**GIVEN TASK**. Every entry must be duplicated precisely as written.

**SUPPLIED DATA**.

[start]

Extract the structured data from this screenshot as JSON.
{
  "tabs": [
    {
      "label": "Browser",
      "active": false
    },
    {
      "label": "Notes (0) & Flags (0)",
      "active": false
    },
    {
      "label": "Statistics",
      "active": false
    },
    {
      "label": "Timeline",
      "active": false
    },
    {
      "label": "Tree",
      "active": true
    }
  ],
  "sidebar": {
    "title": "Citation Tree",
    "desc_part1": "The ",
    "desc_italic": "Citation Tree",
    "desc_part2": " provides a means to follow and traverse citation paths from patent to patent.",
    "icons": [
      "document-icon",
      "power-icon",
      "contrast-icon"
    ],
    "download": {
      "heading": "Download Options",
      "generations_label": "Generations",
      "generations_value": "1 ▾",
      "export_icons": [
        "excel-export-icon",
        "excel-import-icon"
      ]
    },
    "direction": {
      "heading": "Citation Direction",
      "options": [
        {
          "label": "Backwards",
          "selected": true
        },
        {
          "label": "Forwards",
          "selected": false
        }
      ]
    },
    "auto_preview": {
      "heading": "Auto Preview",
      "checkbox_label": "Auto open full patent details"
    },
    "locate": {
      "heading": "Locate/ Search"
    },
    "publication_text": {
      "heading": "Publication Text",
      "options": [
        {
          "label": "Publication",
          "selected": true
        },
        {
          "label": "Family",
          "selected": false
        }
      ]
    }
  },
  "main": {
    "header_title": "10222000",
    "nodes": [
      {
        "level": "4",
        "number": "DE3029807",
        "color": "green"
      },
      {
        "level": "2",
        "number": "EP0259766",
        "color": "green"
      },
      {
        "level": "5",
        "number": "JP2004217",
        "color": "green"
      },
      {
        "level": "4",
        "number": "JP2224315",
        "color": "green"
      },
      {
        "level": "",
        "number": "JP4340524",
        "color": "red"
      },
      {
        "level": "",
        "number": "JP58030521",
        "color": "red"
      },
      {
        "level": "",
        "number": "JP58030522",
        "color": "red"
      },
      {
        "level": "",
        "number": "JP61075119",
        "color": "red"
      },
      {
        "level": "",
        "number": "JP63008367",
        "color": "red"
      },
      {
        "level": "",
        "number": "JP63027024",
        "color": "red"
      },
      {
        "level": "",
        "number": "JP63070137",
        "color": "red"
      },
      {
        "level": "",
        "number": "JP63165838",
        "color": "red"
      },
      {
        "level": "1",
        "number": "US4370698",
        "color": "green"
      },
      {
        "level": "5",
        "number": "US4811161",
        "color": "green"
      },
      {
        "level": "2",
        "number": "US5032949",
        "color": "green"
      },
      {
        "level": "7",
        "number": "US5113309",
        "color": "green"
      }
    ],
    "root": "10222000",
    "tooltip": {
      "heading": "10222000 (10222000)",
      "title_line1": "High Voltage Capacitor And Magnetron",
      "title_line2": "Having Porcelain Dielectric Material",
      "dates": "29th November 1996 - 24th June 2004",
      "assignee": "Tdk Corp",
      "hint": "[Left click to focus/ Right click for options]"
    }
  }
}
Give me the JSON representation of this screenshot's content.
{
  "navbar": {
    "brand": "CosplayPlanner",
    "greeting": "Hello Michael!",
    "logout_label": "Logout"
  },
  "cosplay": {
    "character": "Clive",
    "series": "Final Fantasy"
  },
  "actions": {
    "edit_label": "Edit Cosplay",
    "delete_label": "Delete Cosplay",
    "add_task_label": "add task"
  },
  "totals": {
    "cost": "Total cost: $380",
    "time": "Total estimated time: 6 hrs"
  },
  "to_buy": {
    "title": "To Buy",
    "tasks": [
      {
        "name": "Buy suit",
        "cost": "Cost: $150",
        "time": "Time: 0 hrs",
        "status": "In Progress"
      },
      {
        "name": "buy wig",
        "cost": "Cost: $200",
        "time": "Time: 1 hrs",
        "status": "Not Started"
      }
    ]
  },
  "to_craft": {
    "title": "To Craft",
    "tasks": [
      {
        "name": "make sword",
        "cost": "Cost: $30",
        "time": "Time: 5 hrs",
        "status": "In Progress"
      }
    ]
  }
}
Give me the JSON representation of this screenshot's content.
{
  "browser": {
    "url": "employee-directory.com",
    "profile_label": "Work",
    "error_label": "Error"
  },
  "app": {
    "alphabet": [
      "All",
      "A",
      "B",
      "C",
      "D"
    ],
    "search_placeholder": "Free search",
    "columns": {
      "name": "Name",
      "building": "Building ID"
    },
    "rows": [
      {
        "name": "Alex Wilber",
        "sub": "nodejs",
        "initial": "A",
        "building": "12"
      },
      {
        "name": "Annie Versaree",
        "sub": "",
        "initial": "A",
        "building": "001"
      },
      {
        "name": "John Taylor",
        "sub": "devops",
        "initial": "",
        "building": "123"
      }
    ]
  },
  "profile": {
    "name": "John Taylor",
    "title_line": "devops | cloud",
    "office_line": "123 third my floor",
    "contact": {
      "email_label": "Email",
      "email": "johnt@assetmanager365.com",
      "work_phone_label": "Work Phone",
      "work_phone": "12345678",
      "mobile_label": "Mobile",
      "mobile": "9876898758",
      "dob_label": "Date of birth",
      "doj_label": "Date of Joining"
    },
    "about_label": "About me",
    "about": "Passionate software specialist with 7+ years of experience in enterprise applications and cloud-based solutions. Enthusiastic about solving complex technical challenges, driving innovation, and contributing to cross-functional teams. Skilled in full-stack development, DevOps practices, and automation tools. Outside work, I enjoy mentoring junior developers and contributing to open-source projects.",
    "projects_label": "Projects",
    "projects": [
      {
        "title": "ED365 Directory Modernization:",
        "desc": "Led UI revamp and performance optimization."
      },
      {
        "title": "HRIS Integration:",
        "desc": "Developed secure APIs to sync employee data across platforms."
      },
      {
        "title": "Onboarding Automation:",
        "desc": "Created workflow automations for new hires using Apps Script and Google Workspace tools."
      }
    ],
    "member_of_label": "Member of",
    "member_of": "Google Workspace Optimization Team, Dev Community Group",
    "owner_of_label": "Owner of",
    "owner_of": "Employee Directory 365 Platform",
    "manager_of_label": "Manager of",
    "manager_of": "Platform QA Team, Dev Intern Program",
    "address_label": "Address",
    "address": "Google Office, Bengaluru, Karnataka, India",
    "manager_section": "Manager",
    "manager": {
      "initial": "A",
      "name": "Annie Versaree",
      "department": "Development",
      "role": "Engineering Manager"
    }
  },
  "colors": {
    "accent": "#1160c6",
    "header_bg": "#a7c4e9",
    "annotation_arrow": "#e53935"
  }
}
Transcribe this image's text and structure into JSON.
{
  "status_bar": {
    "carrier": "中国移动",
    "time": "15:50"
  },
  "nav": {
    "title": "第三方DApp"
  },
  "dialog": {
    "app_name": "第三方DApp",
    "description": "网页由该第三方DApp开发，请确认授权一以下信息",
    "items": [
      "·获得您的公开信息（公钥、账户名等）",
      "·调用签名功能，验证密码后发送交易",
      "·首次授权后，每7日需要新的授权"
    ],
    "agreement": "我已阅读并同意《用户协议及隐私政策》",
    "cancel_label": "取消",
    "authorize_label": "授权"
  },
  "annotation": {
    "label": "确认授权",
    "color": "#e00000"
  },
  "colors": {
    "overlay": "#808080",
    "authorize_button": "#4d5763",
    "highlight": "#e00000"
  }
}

[end]

**RESULT**.
Extract the structured data from this screenshot as JSON.
{
  "tabs": [
    {
      "label": "Browser",
      "active": false
    },
    {
      "label": "Notes (0) & Flags (0)",
      "active": false
    },
    {
      "label": "Statistics",
      "active": false
    },
    {
      "label": "Timeline",
      "active": false
    },
    {
      "label": "Tree",
      "active": true
    }
  ],
  "sidebar": {
    "title": "Citation Tree",
    "desc_part1": "The ",
    "desc_italic": "Citation Tree",
    "desc_part2": " provides a means to follow and traverse citation paths from patent to patent.",
    "icons": [
      "document-icon",
      "power-icon",
      "contrast-icon"
    ],
    "download": {
      "heading": "Download Options",
      "generations_label": "Generations",
      "generations_value": "1 ▾",
      "export_icons": [
        "excel-export-icon",
        "excel-import-icon"
      ]
    },
    "direction": {
      "heading": "Citation Direction",
      "options": [
        {
          "label": "Backwards",
          "selected": true
        },
        {
          "label": "Forwards",
          "selected": false
        }
      ]
    },
    "auto_preview": {
      "heading": "Auto Preview",
      "checkbox_label": "Auto open full patent details"
    },
    "locate": {
      "heading": "Locate/ Search"
    },
    "publication_text": {
      "heading": "Publication Text",
      "options": [
        {
          "label": "Publication",
          "selected": true
        },
        {
          "label": "Family",
          "selected": false
        }
      ]
    }
  },
  "main": {
    "header_title": "10222000",
    "nodes": [
      {
        "level": "4",
        "number": "DE3029807",
        "color": "green"
      },
      {
        "level": "2",
        "number": "EP0259766",
        "color": "green"
      },
      {
        "level": "5",
        "number": "JP2004217",
        "color": "green"
      },
      {
        "level": "4",
        "number": "JP2224315",
        "color": "green"
      },
      {
        "level": "",
        "number": "JP4340524",
        "color": "red"
      },
      {
        "level": "",
        "number": "JP58030521",
        "color": "red"
      },
      {
        "level": "",
        "number": "JP58030522",
        "color": "red"
      },
      {
        "level": "",
        "number": "JP61075119",
        "color": "red"
      },
      {
        "level": "",
        "number": "JP63008367",
        "color": "red"
      },
      {
        "level": "",
        "number": "JP63027024",
        "color": "red"
      },
      {
        "level": "",
        "number": "JP63070137",
        "color": "red"
      },
      {
        "level": "",
        "number": "JP63165838",
        "color": "red"
      },
      {
        "level": "1",
        "number": "US4370698",
        "color": "green"
      },
      {
        "level": "5",
        "number": "US4811161",
        "color": "green"
      },
      {
        "level": "2",
        "number": "US5032949",
        "color": "green"
      },
      {
        "level": "7",
        "number": "US5113309",
        "color": "green"
      }
    ],
    "root": "10222000",
    "tooltip": {
      "heading": "10222000 (10222000)",
      "title_line1": "High Voltage Capacitor And Magnetron",
      "title_line2": "Having Porcelain Dielectric Material",
      "dates": "29th November 1996 - 24th June 2004",
      "assignee": "Tdk Corp",
      "hint": "[Left click to focus/ Right click for options]"
    }
  }
}
Give me the JSON representation of this screenshot's content.
{
  "navbar": {
    "brand": "CosplayPlanner",
    "greeting": "Hello Michael!",
    "logout_label": "Logout"
  },
  "cosplay": {
    "character": "Clive",
    "series": "Final Fantasy"
  },
  "actions": {
    "edit_label": "Edit Cosplay",
    "delete_label": "Delete Cosplay",
    "add_task_label": "add task"
  },
  "totals": {
    "cost": "Total cost: $380",
    "time": "Total estimated time: 6 hrs"
  },
  "to_buy": {
    "title": "To Buy",
    "tasks": [
      {
        "name": "Buy suit",
        "cost": "Cost: $150",
        "time": "Time: 0 hrs",
        "status": "In Progress"
      },
      {
        "name": "buy wig",
        "cost": "Cost: $200",
        "time": "Time: 1 hrs",
        "status": "Not Started"
      }
    ]
  },
  "to_craft": {
    "title": "To Craft",
    "tasks": [
      {
        "name": "make sword",
        "cost": "Cost: $30",
        "time": "Time: 5 hrs",
        "status": "In Progress"
      }
    ]
  }
}
Give me the JSON representation of this screenshot's content.
{
  "browser": {
    "url": "employee-directory.com",
    "profile_label": "Work",
    "error_label": "Error"
  },
  "app": {
    "alphabet": [
      "All",
      "A",
      "B",
      "C",
      "D"
    ],
    "search_placeholder": "Free search",
    "columns": {
      "name": "Name",
      "building": "Building ID"
    },
    "rows": [
      {
        "name": "Alex Wilber",
        "sub": "nodejs",
        "initial": "A",
        "building": "12"
      },
      {
        "name": "Annie Versaree",
        "sub": "",
        "initial": "A",
        "building": "001"
      },
      {
        "name": "John Taylor",
        "sub": "devops",
        "initial": "",
        "building": "123"
      }
    ]
  },
  "profile": {
    "name": "John Taylor",
    "title_line": "devops | cloud",
    "office_line": "123 third my floor",
    "contact": {
      "email_label": "Email",
      "email": "johnt@assetmanager365.com",
      "work_phone_label": "Work Phone",
      "work_phone": "12345678",
      "mobile_label": "Mobile",
      "mobile": "9876898758",
      "dob_label": "Date of birth",
      "doj_label": "Date of Joining"
    },
    "about_label": "About me",
    "about": "Passionate software specialist with 7+ years of experience in enterprise applications and cloud-based solutions. Enthusiastic about solving complex technical challenges, driving innovation, and contributing to cross-functional teams. Skilled in full-stack development, DevOps practices, and automation tools. Outside work, I enjoy mentoring junior developers and contributing to open-source projects.",
    "projects_label": "Projects",
    "projects": [
      {
        "title": "ED365 Directory Modernization:",
        "desc": "Led UI revamp and performance optimization."
      },
      {
        "title": "HRIS Integration:",
        "desc": "Developed secure APIs to sync employee data across platforms."
      },
      {
        "title": "Onboarding Automation:",
        "desc": "Created workflow automations for new hires using Apps Script and Google Workspace tools."
      }
    ],
    "member_of_label": "Member of",
    "member_of": "Google Workspace Optimization Team, Dev Community Group",
    "owner_of_label": "Owner of",
    "owner_of": "Employee Directory 365 Platform",
    "manager_of_label": "Manager of",
    "manager_of": "Platform QA Team, Dev Intern Program",
    "address_label": "Address",
    "address": "Google Office, Bengaluru, Karnataka, India",
    "manager_section": "Manager",
    "manager": {
      "initial": "A",
      "name": "Annie Versaree",
      "department": "Development",
      "role": "Engineering Manager"
    }
  },
  "colors": {
    "accent": "#1160c6",
    "header_bg": "#a7c4e9",
    "annotation_arrow": "#e53935"
  }
}
Transcribe this image's text and structure into JSON.
{
  "status_bar": {
    "carrier": "中国移动",
    "time": "15:50"
  },
  "nav": {
    "title": "第三方DApp"
  },
  "dialog": {
    "app_name": "第三方DApp",
    "description": "网页由该第三方DApp开发，请确认授权一以下信息",
    "items": [
      "·获得您的公开信息（公钥、账户名等）",
      "·调用签名功能，验证密码后发送交易",
      "·首次授权后，每7日需要新的授权"
    ],
    "agreement": "我已阅读并同意《用户协议及隐私政策》",
    "cancel_label": "取消",
    "authorize_label": "授权"
  },
  "annotation": {
    "label": "确认授权",
    "color": "#e00000"
  },
  "colors": {
    "overlay": "#808080",
    "authorize_button": "#4d5763",
    "highlight": "#e00000"
  }
}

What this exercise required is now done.